** BEGIN Excerpt **

Tentative presentation schedule

Last time…

NSFG repondent age by religion figure

Today

  • Introduction to Python
  • Work session
    • DataCamp
    • Exercise 06
    • Final projects

Introduction to Python

Why learn Python?

  • It’s fun
  • It’s free
  • Amaze your friends; dazzle your rivals
  • Powerful tool
  • It will make you a more productive researcher
  • Practical job-related skill
  • More popular than R!

Why should psychologists learn Python?

  • Make experiments using Psychopy
  • Gather, clean, visualize your data using matplotlib, Seaborn, etc.
  • Reproducible == robust, easy to share with others

Console

R

license()

This software is distributed under the terms of the GNU General
Public License, either Version 2, June 1991 or Version 3, June 2007.
The terms of version 2 of the license are in a file called COPYING
which you should have received with
this software and which can be displayed by RShowDoc("COPYING").
Version 3 of the license can be displayed by RShowDoc("GPL-3").

Copies of both versions 2 and 3 of the license can be found
at https://www.R-project.org/Licenses/.

** END Excerpt **

• Stated goal a: Reproduce the rows from their very start through the line that contains "bar-maj <box>536 356 610 663</box>", including both ends.

** BEGIN Extracted information **

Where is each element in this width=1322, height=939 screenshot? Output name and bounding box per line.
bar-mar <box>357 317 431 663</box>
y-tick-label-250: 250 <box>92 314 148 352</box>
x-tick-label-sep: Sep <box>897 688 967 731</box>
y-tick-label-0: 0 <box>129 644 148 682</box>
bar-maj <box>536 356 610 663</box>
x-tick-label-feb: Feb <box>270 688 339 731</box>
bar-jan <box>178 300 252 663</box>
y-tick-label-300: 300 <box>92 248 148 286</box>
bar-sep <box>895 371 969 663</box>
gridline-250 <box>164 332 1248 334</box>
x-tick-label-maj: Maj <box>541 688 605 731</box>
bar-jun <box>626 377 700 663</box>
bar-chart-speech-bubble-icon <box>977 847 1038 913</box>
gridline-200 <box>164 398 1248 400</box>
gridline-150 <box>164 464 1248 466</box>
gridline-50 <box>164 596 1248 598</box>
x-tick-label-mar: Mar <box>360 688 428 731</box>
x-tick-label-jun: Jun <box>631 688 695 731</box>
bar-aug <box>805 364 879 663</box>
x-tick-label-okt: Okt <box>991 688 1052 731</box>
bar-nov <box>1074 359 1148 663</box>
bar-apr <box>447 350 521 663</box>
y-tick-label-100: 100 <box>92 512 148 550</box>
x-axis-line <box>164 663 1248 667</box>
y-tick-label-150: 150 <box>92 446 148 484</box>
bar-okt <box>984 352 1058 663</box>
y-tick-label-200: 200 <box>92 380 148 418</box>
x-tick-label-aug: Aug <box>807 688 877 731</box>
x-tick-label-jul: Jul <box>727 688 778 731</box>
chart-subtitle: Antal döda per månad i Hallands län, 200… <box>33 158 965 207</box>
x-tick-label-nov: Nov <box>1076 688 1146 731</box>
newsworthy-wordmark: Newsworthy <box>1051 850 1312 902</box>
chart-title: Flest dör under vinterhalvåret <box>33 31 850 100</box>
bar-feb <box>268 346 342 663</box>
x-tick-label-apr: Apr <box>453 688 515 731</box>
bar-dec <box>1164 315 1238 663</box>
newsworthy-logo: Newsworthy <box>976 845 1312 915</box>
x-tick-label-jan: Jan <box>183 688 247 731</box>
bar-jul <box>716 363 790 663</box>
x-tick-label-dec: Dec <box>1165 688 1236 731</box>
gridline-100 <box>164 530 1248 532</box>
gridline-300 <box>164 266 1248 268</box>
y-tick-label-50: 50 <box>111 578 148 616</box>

** END Extracted information **

• Stated goal b: Transcribe the stretch of the Python lecture slides from "Why learn Python?" through "psychologists learn Python?" word for word.

• Written answer a:
Where is each element in this width=1322, height=939 screenshot? Output name and bounding box per line.
bar-mar <box>357 317 431 663</box>
y-tick-label-250: 250 <box>92 314 148 352</box>
x-tick-label-sep: Sep <box>897 688 967 731</box>
y-tick-label-0: 0 <box>129 644 148 682</box>
bar-maj <box>536 356 610 663</box>

• Written answer b:
Why learn Python?

  • It’s fun
  • It’s free
  • Amaze your friends; dazzle your rivals
  • Powerful tool
  • It will make you a more productive researcher
  • Practical job-related skill
  • More popular than R!

Why should psychologists learn Python?